* BEGIN Task material *

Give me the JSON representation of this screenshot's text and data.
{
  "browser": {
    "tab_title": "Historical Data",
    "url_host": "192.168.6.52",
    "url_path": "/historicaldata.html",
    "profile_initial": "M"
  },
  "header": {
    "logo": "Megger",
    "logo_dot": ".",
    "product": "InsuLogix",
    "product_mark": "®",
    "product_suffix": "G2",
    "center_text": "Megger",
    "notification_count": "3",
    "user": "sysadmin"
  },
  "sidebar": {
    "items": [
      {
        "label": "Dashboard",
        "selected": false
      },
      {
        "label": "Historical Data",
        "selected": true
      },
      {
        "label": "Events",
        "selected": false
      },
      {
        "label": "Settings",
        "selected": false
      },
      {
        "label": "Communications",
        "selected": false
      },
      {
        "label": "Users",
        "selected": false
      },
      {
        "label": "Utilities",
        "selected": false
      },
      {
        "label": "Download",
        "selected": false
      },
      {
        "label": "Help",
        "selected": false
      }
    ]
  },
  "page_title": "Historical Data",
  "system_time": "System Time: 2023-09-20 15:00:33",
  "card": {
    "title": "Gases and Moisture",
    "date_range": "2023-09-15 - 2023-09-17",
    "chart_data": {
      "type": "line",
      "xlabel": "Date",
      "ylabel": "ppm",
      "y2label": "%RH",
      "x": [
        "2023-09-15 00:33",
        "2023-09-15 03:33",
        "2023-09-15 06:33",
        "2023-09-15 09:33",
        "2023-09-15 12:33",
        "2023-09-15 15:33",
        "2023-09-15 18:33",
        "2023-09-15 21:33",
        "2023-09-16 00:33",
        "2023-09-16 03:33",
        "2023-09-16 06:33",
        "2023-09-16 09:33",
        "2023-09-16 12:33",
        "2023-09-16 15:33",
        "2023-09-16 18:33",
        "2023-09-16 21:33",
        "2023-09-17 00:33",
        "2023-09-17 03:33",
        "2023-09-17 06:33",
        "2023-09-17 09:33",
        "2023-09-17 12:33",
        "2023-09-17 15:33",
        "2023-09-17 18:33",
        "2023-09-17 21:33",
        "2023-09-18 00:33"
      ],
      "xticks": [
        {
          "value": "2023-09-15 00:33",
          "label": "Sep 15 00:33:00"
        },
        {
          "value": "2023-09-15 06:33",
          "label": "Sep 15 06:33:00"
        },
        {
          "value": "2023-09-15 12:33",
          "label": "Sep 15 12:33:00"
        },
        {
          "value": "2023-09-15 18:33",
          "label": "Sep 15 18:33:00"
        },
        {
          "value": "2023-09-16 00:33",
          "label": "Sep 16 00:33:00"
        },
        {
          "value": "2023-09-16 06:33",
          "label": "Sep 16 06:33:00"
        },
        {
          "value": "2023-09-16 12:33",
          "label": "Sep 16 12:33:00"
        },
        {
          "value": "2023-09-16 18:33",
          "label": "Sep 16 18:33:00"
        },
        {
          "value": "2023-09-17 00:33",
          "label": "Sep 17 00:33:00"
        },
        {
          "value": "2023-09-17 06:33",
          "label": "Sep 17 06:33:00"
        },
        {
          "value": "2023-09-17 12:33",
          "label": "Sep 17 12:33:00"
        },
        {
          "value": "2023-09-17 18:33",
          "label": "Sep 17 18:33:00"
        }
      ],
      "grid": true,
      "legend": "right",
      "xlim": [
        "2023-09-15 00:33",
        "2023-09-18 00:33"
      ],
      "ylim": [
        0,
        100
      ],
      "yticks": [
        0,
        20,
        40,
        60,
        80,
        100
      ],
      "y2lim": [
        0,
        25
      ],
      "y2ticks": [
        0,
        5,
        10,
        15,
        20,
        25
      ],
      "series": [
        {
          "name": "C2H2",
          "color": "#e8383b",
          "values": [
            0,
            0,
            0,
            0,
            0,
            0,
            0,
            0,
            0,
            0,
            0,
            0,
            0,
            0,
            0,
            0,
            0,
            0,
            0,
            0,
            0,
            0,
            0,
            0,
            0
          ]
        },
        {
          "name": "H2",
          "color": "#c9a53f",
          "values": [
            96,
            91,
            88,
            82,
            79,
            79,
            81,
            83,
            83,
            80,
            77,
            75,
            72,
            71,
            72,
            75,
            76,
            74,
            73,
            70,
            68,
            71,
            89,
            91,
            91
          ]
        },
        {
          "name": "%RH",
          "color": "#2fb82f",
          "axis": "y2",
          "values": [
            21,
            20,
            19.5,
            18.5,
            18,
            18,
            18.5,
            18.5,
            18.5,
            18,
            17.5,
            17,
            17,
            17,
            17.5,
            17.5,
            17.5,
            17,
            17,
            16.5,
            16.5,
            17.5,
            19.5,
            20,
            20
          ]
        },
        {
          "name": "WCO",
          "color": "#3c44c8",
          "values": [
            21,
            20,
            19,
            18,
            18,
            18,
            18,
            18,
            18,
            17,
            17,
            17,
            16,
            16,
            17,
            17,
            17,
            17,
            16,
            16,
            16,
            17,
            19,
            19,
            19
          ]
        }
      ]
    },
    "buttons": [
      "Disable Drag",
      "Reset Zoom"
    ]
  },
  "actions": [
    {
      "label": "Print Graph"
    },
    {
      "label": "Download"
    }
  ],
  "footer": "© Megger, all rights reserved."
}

* END Task material *

* **Work to be completed**:
Find each line holding "Megger". Copy it out.

* **The completed task**:
    "logo": "Megger",
    "center_text": "Megger",
  "footer": "© Megger, all rights reserved."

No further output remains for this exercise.